#### TASK DATA

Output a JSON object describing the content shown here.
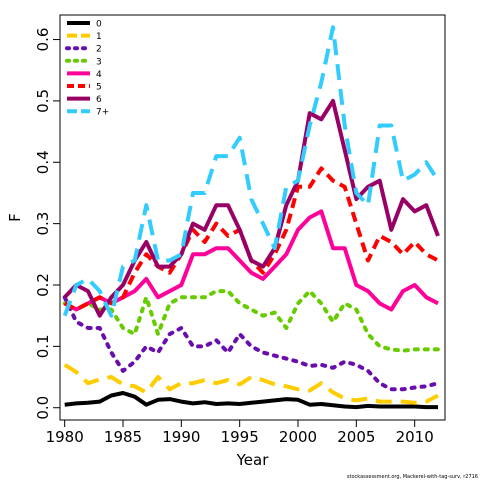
{
  "chart_data": {
    "type": "line",
    "title": "",
    "xlabel": "Year",
    "ylabel": "F",
    "xlim": [
      1979.6,
      2012.6
    ],
    "ylim": [
      -0.02,
      0.64
    ],
    "x_ticks": [
      1980,
      1985,
      1990,
      1995,
      2000,
      2005,
      2010
    ],
    "y_ticks": [
      0.0,
      0.1,
      0.2,
      0.3,
      0.4,
      0.5,
      0.6
    ],
    "y_tick_labels": [
      "0.0",
      "0.1",
      "0.2",
      "0.3",
      "0.4",
      "0.5",
      "0.6"
    ],
    "grid": false,
    "legend_position": "top-left",
    "footnote": "stockassessment.org, Mackerel-with-tag-surv, r2716",
    "x": [
      1980,
      1981,
      1982,
      1983,
      1984,
      1985,
      1986,
      1987,
      1988,
      1989,
      1990,
      1991,
      1992,
      1993,
      1994,
      1995,
      1996,
      1997,
      1998,
      1999,
      2000,
      2001,
      2002,
      2003,
      2004,
      2005,
      2006,
      2007,
      2008,
      2009,
      2010,
      2011,
      2012
    ],
    "series": [
      {
        "name": "0",
        "color": "#000000",
        "dash": "solid",
        "values": [
          0.005,
          0.007,
          0.008,
          0.01,
          0.02,
          0.024,
          0.018,
          0.005,
          0.013,
          0.014,
          0.01,
          0.007,
          0.009,
          0.006,
          0.007,
          0.006,
          0.008,
          0.01,
          0.012,
          0.014,
          0.013,
          0.005,
          0.006,
          0.004,
          0.002,
          0.001,
          0.003,
          0.002,
          0.002,
          0.002,
          0.002,
          0.001,
          0.001
        ]
      },
      {
        "name": "1",
        "color": "#FFCC00",
        "dash": "long",
        "values": [
          0.07,
          0.058,
          0.04,
          0.046,
          0.05,
          0.038,
          0.035,
          0.025,
          0.05,
          0.03,
          0.04,
          0.04,
          0.045,
          0.04,
          0.045,
          0.038,
          0.05,
          0.045,
          0.038,
          0.035,
          0.03,
          0.028,
          0.04,
          0.025,
          0.015,
          0.012,
          0.015,
          0.01,
          0.01,
          0.01,
          0.008,
          0.01,
          0.02
        ]
      },
      {
        "name": "2",
        "color": "#6A0DAD",
        "dash": "dot",
        "values": [
          0.18,
          0.14,
          0.13,
          0.13,
          0.09,
          0.06,
          0.075,
          0.1,
          0.09,
          0.12,
          0.13,
          0.1,
          0.1,
          0.11,
          0.09,
          0.12,
          0.1,
          0.09,
          0.085,
          0.08,
          0.075,
          0.068,
          0.07,
          0.065,
          0.075,
          0.07,
          0.06,
          0.04,
          0.03,
          0.03,
          0.033,
          0.035,
          0.04
        ]
      },
      {
        "name": "3",
        "color": "#66CC00",
        "dash": "dot",
        "values": [
          0.17,
          0.16,
          0.17,
          0.16,
          0.16,
          0.13,
          0.12,
          0.18,
          0.12,
          0.17,
          0.18,
          0.18,
          0.18,
          0.19,
          0.19,
          0.17,
          0.16,
          0.15,
          0.155,
          0.13,
          0.17,
          0.19,
          0.17,
          0.14,
          0.17,
          0.16,
          0.12,
          0.1,
          0.095,
          0.093,
          0.095,
          0.095,
          0.095
        ]
      },
      {
        "name": "4",
        "color": "#FF0099",
        "dash": "solid",
        "values": [
          0.17,
          0.16,
          0.17,
          0.18,
          0.17,
          0.18,
          0.19,
          0.21,
          0.18,
          0.19,
          0.2,
          0.25,
          0.25,
          0.26,
          0.26,
          0.24,
          0.22,
          0.21,
          0.23,
          0.25,
          0.29,
          0.31,
          0.32,
          0.26,
          0.26,
          0.2,
          0.19,
          0.17,
          0.16,
          0.19,
          0.2,
          0.18,
          0.17
        ]
      },
      {
        "name": "5",
        "color": "#FF0000",
        "dash": "medium",
        "values": [
          0.17,
          0.16,
          0.17,
          0.18,
          0.17,
          0.18,
          0.22,
          0.25,
          0.23,
          0.22,
          0.25,
          0.29,
          0.27,
          0.3,
          0.28,
          0.29,
          0.24,
          0.22,
          0.25,
          0.29,
          0.36,
          0.36,
          0.39,
          0.37,
          0.36,
          0.3,
          0.24,
          0.28,
          0.27,
          0.25,
          0.27,
          0.25,
          0.24
        ]
      },
      {
        "name": "6",
        "color": "#990066",
        "dash": "solid",
        "values": [
          0.18,
          0.2,
          0.19,
          0.15,
          0.18,
          0.2,
          0.24,
          0.27,
          0.23,
          0.23,
          0.25,
          0.3,
          0.29,
          0.33,
          0.33,
          0.29,
          0.24,
          0.23,
          0.26,
          0.33,
          0.37,
          0.48,
          0.47,
          0.5,
          0.42,
          0.34,
          0.36,
          0.37,
          0.29,
          0.34,
          0.32,
          0.33,
          0.28
        ]
      },
      {
        "name": "7+",
        "color": "#33CCFF",
        "dash": "long",
        "values": [
          0.15,
          0.2,
          0.21,
          0.19,
          0.15,
          0.23,
          0.24,
          0.33,
          0.24,
          0.24,
          0.25,
          0.35,
          0.35,
          0.41,
          0.41,
          0.44,
          0.34,
          0.3,
          0.26,
          0.36,
          0.37,
          0.46,
          0.53,
          0.62,
          0.46,
          0.35,
          0.33,
          0.46,
          0.46,
          0.37,
          0.38,
          0.4,
          0.37
        ]
      }
    ]
  }
}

########

Of the lines in this material, state how many hold the string "name". Write no other words.

RESPONSE TO THIS EXERCISE: 8